>> Start Supplied records
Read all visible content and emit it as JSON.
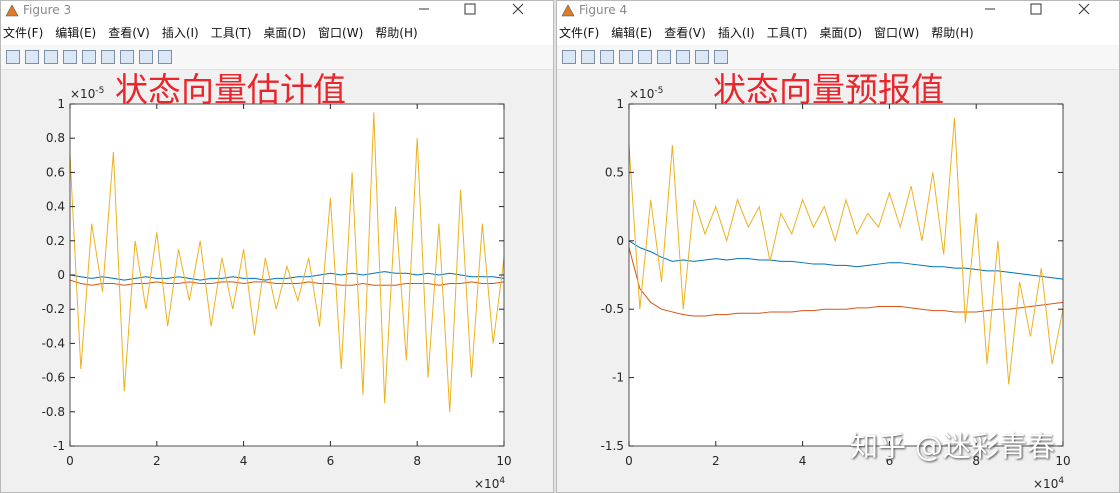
{
  "windows": [
    {
      "title": "Figure 3",
      "menu": [
        "文件(F)",
        "编辑(E)",
        "查看(V)",
        "插入(I)",
        "工具(T)",
        "桌面(D)",
        "窗口(W)",
        "帮助(H)"
      ]
    },
    {
      "title": "Figure 4",
      "menu": [
        "文件(F)",
        "编辑(E)",
        "查看(V)",
        "插入(I)",
        "工具(T)",
        "桌面(D)",
        "窗口(W)",
        "帮助(H)"
      ]
    }
  ],
  "chart_data": [
    {
      "type": "line",
      "annotation": "状态向量估计值",
      "x_scale_label": "×10",
      "x_scale_exponent": "4",
      "y_scale_label": "×10",
      "y_scale_exponent": "-5",
      "xlim": [
        0,
        10
      ],
      "xticks": [
        0,
        2,
        4,
        6,
        8,
        10
      ],
      "ylim": [
        -1,
        1
      ],
      "yticks": [
        -1,
        -0.8,
        -0.6,
        -0.4,
        -0.2,
        0,
        0.2,
        0.4,
        0.6,
        0.8,
        1
      ],
      "x": [
        0,
        0.25,
        0.5,
        0.75,
        1,
        1.25,
        1.5,
        1.75,
        2,
        2.25,
        2.5,
        2.75,
        3,
        3.25,
        3.5,
        3.75,
        4,
        4.25,
        4.5,
        4.75,
        5,
        5.25,
        5.5,
        5.75,
        6,
        6.25,
        6.5,
        6.75,
        7,
        7.25,
        7.5,
        7.75,
        8,
        8.25,
        8.5,
        8.75,
        9,
        9.25,
        9.5,
        9.75,
        10
      ],
      "series": [
        {
          "color": "#0072bd",
          "values": [
            0,
            -0.01,
            -0.02,
            -0.01,
            -0.02,
            -0.03,
            -0.02,
            -0.01,
            -0.02,
            -0.02,
            -0.01,
            -0.02,
            -0.03,
            -0.02,
            -0.02,
            -0.01,
            -0.02,
            -0.02,
            -0.03,
            -0.02,
            -0.02,
            -0.01,
            -0.01,
            0,
            0.01,
            0,
            0.01,
            0,
            0.01,
            0.02,
            0.01,
            0.01,
            0,
            0.01,
            0,
            0.01,
            0,
            -0.01,
            -0.01,
            -0.01,
            -0.02
          ]
        },
        {
          "color": "#d95319",
          "values": [
            -0.03,
            -0.05,
            -0.06,
            -0.05,
            -0.05,
            -0.06,
            -0.05,
            -0.05,
            -0.04,
            -0.05,
            -0.05,
            -0.04,
            -0.05,
            -0.05,
            -0.04,
            -0.04,
            -0.05,
            -0.04,
            -0.04,
            -0.05,
            -0.05,
            -0.05,
            -0.04,
            -0.05,
            -0.05,
            -0.06,
            -0.06,
            -0.05,
            -0.06,
            -0.06,
            -0.06,
            -0.05,
            -0.05,
            -0.05,
            -0.06,
            -0.05,
            -0.05,
            -0.04,
            -0.05,
            -0.05,
            -0.04
          ]
        },
        {
          "color": "#edb120",
          "values": [
            0.7,
            -0.55,
            0.3,
            -0.1,
            0.72,
            -0.68,
            0.2,
            -0.2,
            0.25,
            -0.3,
            0.15,
            -0.15,
            0.2,
            -0.3,
            0.1,
            -0.2,
            0.15,
            -0.35,
            0.1,
            -0.2,
            0.05,
            -0.15,
            0.1,
            -0.3,
            0.45,
            -0.55,
            0.6,
            -0.7,
            0.95,
            -0.75,
            0.4,
            -0.5,
            0.8,
            -0.6,
            0.3,
            -0.8,
            0.5,
            -0.6,
            0.3,
            -0.4,
            0.1
          ]
        }
      ]
    },
    {
      "type": "line",
      "annotation": "状态向量预报值",
      "x_scale_label": "×10",
      "x_scale_exponent": "4",
      "y_scale_label": "×10",
      "y_scale_exponent": "-5",
      "xlim": [
        0,
        10
      ],
      "xticks": [
        0,
        2,
        4,
        6,
        8,
        10
      ],
      "ylim": [
        -1.5,
        1
      ],
      "yticks": [
        -1.5,
        -1,
        -0.5,
        0,
        0.5,
        1
      ],
      "x": [
        0,
        0.25,
        0.5,
        0.75,
        1,
        1.25,
        1.5,
        1.75,
        2,
        2.25,
        2.5,
        2.75,
        3,
        3.25,
        3.5,
        3.75,
        4,
        4.25,
        4.5,
        4.75,
        5,
        5.25,
        5.5,
        5.75,
        6,
        6.25,
        6.5,
        6.75,
        7,
        7.25,
        7.5,
        7.75,
        8,
        8.25,
        8.5,
        8.75,
        9,
        9.25,
        9.5,
        9.75,
        10
      ],
      "series": [
        {
          "color": "#0072bd",
          "values": [
            0,
            -0.05,
            -0.08,
            -0.12,
            -0.15,
            -0.14,
            -0.15,
            -0.14,
            -0.13,
            -0.14,
            -0.13,
            -0.13,
            -0.14,
            -0.14,
            -0.15,
            -0.15,
            -0.16,
            -0.17,
            -0.17,
            -0.18,
            -0.18,
            -0.19,
            -0.18,
            -0.17,
            -0.16,
            -0.16,
            -0.17,
            -0.18,
            -0.19,
            -0.19,
            -0.2,
            -0.2,
            -0.21,
            -0.22,
            -0.22,
            -0.23,
            -0.24,
            -0.25,
            -0.26,
            -0.27,
            -0.28
          ]
        },
        {
          "color": "#d95319",
          "values": [
            -0.05,
            -0.35,
            -0.45,
            -0.5,
            -0.52,
            -0.54,
            -0.55,
            -0.55,
            -0.54,
            -0.54,
            -0.53,
            -0.53,
            -0.53,
            -0.52,
            -0.52,
            -0.52,
            -0.51,
            -0.51,
            -0.5,
            -0.5,
            -0.5,
            -0.49,
            -0.49,
            -0.48,
            -0.48,
            -0.48,
            -0.49,
            -0.5,
            -0.51,
            -0.51,
            -0.52,
            -0.52,
            -0.52,
            -0.51,
            -0.5,
            -0.5,
            -0.49,
            -0.48,
            -0.47,
            -0.46,
            -0.45
          ]
        },
        {
          "color": "#edb120",
          "values": [
            0.7,
            -0.5,
            0.3,
            -0.3,
            0.7,
            -0.5,
            0.3,
            0.05,
            0.25,
            0,
            0.3,
            0.1,
            0.25,
            -0.15,
            0.2,
            0.05,
            0.3,
            0.1,
            0.25,
            0,
            0.3,
            0.05,
            0.2,
            0.1,
            0.35,
            0.1,
            0.4,
            0,
            0.5,
            -0.1,
            0.9,
            -0.6,
            0.2,
            -0.9,
            0,
            -1.05,
            -0.3,
            -0.7,
            -0.2,
            -0.9,
            -0.5
          ]
        }
      ]
    }
  ],
  "watermark": "知乎 @迷彩青春"
}
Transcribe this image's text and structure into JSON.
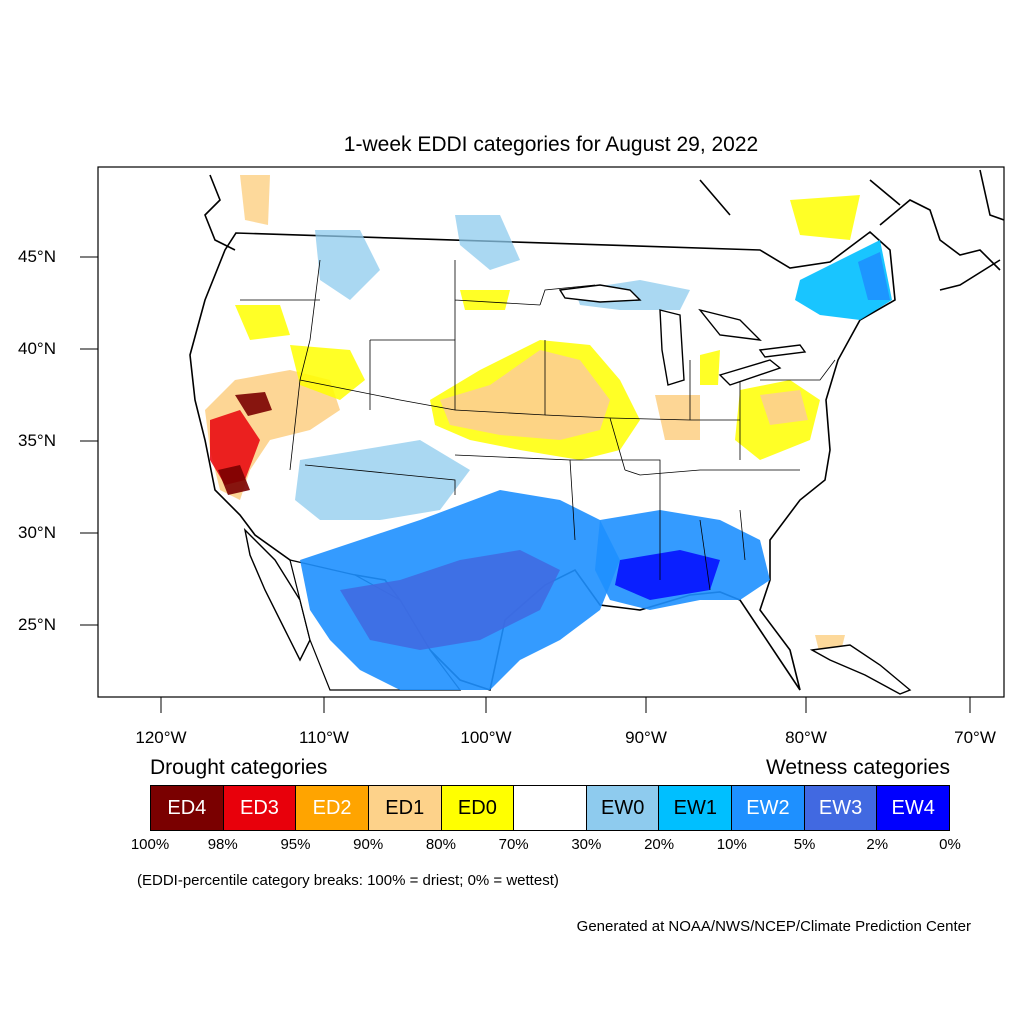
{
  "map": {
    "title": "1-week EDDI categories for August 29, 2022",
    "lat_ticks": [
      "45°N",
      "40°N",
      "35°N",
      "30°N",
      "25°N"
    ],
    "lon_ticks": [
      "120°W",
      "110°W",
      "100°W",
      "90°W",
      "80°W",
      "70°W"
    ]
  },
  "legend": {
    "drought_heading": "Drought categories",
    "wetness_heading": "Wetness categories",
    "categories": [
      {
        "label": "ED4",
        "color": "#7a0000",
        "text_color": "#ffffff"
      },
      {
        "label": "ED3",
        "color": "#e8000b",
        "text_color": "#ffffff"
      },
      {
        "label": "ED2",
        "color": "#ffa400",
        "text_color": "#ffffff"
      },
      {
        "label": "ED1",
        "color": "#fdd28a",
        "text_color": "#000000"
      },
      {
        "label": "ED0",
        "color": "#ffff00",
        "text_color": "#000000"
      },
      {
        "label": "",
        "color": "#ffffff",
        "text_color": "#000000"
      },
      {
        "label": "EW0",
        "color": "#8ecbee",
        "text_color": "#000000"
      },
      {
        "label": "EW1",
        "color": "#00bfff",
        "text_color": "#000000"
      },
      {
        "label": "EW2",
        "color": "#1e90ff",
        "text_color": "#ffffff"
      },
      {
        "label": "EW3",
        "color": "#4169e1",
        "text_color": "#ffffff"
      },
      {
        "label": "EW4",
        "color": "#0000ff",
        "text_color": "#ffffff"
      }
    ],
    "percent_breaks": [
      "100%",
      "98%",
      "95%",
      "90%",
      "80%",
      "70%",
      "30%",
      "20%",
      "10%",
      "5%",
      "2%",
      "0%"
    ],
    "note": "(EDDI-percentile category breaks: 100% = driest; 0% = wettest)"
  },
  "credit": "Generated at NOAA/NWS/NCEP/Climate Prediction Center"
}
>> End Supplied records
**Exercise goal:**
Return each line of the data that contains the string "EDDI".

**Task output:**
    "title": "1-week EDDI categories for August 29, 2022",
    "note": "(EDDI-percentile category breaks: 100% = driest; 0% = wettest)"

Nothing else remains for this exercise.